Data for the task:
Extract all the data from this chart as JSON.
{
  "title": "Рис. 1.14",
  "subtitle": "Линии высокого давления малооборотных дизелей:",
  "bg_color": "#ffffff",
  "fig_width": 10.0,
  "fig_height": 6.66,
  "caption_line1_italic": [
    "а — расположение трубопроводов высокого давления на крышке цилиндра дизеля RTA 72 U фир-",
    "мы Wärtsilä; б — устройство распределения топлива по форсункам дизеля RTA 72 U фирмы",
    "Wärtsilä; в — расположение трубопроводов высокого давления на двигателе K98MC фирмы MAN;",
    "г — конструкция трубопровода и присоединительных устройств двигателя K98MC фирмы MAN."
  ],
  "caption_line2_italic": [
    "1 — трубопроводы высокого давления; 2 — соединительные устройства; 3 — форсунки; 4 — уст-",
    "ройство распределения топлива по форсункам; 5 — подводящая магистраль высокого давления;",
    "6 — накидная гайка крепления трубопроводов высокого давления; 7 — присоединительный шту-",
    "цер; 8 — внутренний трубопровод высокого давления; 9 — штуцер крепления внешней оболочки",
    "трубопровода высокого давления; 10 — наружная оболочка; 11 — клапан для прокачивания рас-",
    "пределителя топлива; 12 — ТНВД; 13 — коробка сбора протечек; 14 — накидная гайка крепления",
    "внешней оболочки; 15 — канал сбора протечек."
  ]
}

Work to do:
Repeat the entries exactly, all of them.

The reply:
Extract all the data from this chart as JSON.
{
  "title": "Рис. 1.14",
  "subtitle": "Линии высокого давления малооборотных дизелей:",
  "bg_color": "#ffffff",
  "fig_width": 10.0,
  "fig_height": 6.66,
  "caption_line1_italic": [
    "а — расположение трубопроводов высокого давления на крышке цилиндра дизеля RTA 72 U фир-",
    "мы Wärtsilä; б — устройство распределения топлива по форсункам дизеля RTA 72 U фирмы",
    "Wärtsilä; в — расположение трубопроводов высокого давления на двигателе K98MC фирмы MAN;",
    "г — конструкция трубопровода и присоединительных устройств двигателя K98MC фирмы MAN."
  ],
  "caption_line2_italic": [
    "1 — трубопроводы высокого давления; 2 — соединительные устройства; 3 — форсунки; 4 — уст-",
    "ройство распределения топлива по форсункам; 5 — подводящая магистраль высокого давления;",
    "6 — накидная гайка крепления трубопроводов высокого давления; 7 — присоединительный шту-",
    "цер; 8 — внутренний трубопровод высокого давления; 9 — штуцер крепления внешней оболочки",
    "трубопровода высокого давления; 10 — наружная оболочка; 11 — клапан для прокачивания рас-",
    "пределителя топлива; 12 — ТНВД; 13 — коробка сбора протечек; 14 — накидная гайка крепления",
    "внешней оболочки; 15 — канал сбора протечек."
  ]
}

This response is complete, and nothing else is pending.